» **EXERCISE**
Your job is to restate each entry word for word.

### THE DATA

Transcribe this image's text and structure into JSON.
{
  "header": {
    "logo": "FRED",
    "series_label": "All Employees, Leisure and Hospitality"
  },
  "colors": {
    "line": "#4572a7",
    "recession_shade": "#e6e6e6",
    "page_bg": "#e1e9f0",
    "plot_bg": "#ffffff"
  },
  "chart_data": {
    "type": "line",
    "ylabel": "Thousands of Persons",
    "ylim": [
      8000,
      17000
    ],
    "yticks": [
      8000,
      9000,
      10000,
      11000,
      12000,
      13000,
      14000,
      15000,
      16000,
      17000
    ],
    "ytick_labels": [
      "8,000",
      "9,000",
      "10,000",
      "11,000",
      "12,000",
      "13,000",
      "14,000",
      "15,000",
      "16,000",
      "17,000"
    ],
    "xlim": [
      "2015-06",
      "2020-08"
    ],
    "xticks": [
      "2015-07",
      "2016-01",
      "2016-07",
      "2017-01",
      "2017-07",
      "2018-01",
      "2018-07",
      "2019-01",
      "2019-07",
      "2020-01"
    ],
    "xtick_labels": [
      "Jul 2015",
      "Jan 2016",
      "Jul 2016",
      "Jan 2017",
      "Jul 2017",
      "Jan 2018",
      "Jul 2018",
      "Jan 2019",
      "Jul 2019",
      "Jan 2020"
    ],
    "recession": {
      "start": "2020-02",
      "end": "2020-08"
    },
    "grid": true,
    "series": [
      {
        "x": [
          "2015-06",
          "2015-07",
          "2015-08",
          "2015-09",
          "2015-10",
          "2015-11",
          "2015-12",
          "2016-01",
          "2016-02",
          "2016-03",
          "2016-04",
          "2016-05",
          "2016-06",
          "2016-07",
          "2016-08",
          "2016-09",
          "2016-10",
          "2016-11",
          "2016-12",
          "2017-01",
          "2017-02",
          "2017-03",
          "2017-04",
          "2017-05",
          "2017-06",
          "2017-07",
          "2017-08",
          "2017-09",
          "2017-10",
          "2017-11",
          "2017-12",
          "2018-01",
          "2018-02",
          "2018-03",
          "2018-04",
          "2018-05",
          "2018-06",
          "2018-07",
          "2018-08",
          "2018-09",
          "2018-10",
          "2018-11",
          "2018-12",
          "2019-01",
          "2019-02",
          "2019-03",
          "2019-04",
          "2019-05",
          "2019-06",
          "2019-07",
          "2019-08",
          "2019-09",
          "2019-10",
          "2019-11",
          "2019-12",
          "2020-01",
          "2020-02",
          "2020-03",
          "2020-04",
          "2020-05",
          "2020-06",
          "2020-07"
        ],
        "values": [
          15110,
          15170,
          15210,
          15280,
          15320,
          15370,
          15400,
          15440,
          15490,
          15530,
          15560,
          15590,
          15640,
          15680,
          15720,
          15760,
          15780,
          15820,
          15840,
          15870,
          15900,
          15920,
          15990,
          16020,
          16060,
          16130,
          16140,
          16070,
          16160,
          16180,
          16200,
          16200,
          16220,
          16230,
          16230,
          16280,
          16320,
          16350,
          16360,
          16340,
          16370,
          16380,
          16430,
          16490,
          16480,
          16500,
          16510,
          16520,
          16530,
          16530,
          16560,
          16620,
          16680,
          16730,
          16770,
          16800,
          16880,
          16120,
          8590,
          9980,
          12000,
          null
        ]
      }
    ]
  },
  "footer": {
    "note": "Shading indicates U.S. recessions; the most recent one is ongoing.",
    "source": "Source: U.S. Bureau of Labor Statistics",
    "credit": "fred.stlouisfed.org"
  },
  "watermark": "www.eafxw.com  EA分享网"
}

######

» **OUTPUT**
Transcribe this image's text and structure into JSON.
{
  "header": {
    "logo": "FRED",
    "series_label": "All Employees, Leisure and Hospitality"
  },
  "colors": {
    "line": "#4572a7",
    "recession_shade": "#e6e6e6",
    "page_bg": "#e1e9f0",
    "plot_bg": "#ffffff"
  },
  "chart_data": {
    "type": "line",
    "ylabel": "Thousands of Persons",
    "ylim": [
      8000,
      17000
    ],
    "yticks": [
      8000,
      9000,
      10000,
      11000,
      12000,
      13000,
      14000,
      15000,
      16000,
      17000
    ],
    "ytick_labels": [
      "8,000",
      "9,000",
      "10,000",
      "11,000",
      "12,000",
      "13,000",
      "14,000",
      "15,000",
      "16,000",
      "17,000"
    ],
    "xlim": [
      "2015-06",
      "2020-08"
    ],
    "xticks": [
      "2015-07",
      "2016-01",
      "2016-07",
      "2017-01",
      "2017-07",
      "2018-01",
      "2018-07",
      "2019-01",
      "2019-07",
      "2020-01"
    ],
    "xtick_labels": [
      "Jul 2015",
      "Jan 2016",
      "Jul 2016",
      "Jan 2017",
      "Jul 2017",
      "Jan 2018",
      "Jul 2018",
      "Jan 2019",
      "Jul 2019",
      "Jan 2020"
    ],
    "recession": {
      "start": "2020-02",
      "end": "2020-08"
    },
    "grid": true,
    "series": [
      {
        "x": [
          "2015-06",
          "2015-07",
          "2015-08",
          "2015-09",
          "2015-10",
          "2015-11",
          "2015-12",
          "2016-01",
          "2016-02",
          "2016-03",
          "2016-04",
          "2016-05",
          "2016-06",
          "2016-07",
          "2016-08",
          "2016-09",
          "2016-10",
          "2016-11",
          "2016-12",
          "2017-01",
          "2017-02",
          "2017-03",
          "2017-04",
          "2017-05",
          "2017-06",
          "2017-07",
          "2017-08",
          "2017-09",
          "2017-10",
          "2017-11",
          "2017-12",
          "2018-01",
          "2018-02",
          "2018-03",
          "2018-04",
          "2018-05",
          "2018-06",
          "2018-07",
          "2018-08",
          "2018-09",
          "2018-10",
          "2018-11",
          "2018-12",
          "2019-01",
          "2019-02",
          "2019-03",
          "2019-04",
          "2019-05",
          "2019-06",
          "2019-07",
          "2019-08",
          "2019-09",
          "2019-10",
          "2019-11",
          "2019-12",
          "2020-01",
          "2020-02",
          "2020-03",
          "2020-04",
          "2020-05",
          "2020-06",
          "2020-07"
        ],
        "values": [
          15110,
          15170,
          15210,
          15280,
          15320,
          15370,
          15400,
          15440,
          15490,
          15530,
          15560,
          15590,
          15640,
          15680,
          15720,
          15760,
          15780,
          15820,
          15840,
          15870,
          15900,
          15920,
          15990,
          16020,
          16060,
          16130,
          16140,
          16070,
          16160,
          16180,
          16200,
          16200,
          16220,
          16230,
          16230,
          16280,
          16320,
          16350,
          16360,
          16340,
          16370,
          16380,
          16430,
          16490,
          16480,
          16500,
          16510,
          16520,
          16530,
          16530,
          16560,
          16620,
          16680,
          16730,
          16770,
          16800,
          16880,
          16120,
          8590,
          9980,
          12000,
          null
        ]
      }
    ]
  },
  "footer": {
    "note": "Shading indicates U.S. recessions; the most recent one is ongoing.",
    "source": "Source: U.S. Bureau of Labor Statistics",
    "credit": "fred.stlouisfed.org"
  },
  "watermark": "www.eafxw.com  EA分享网"
}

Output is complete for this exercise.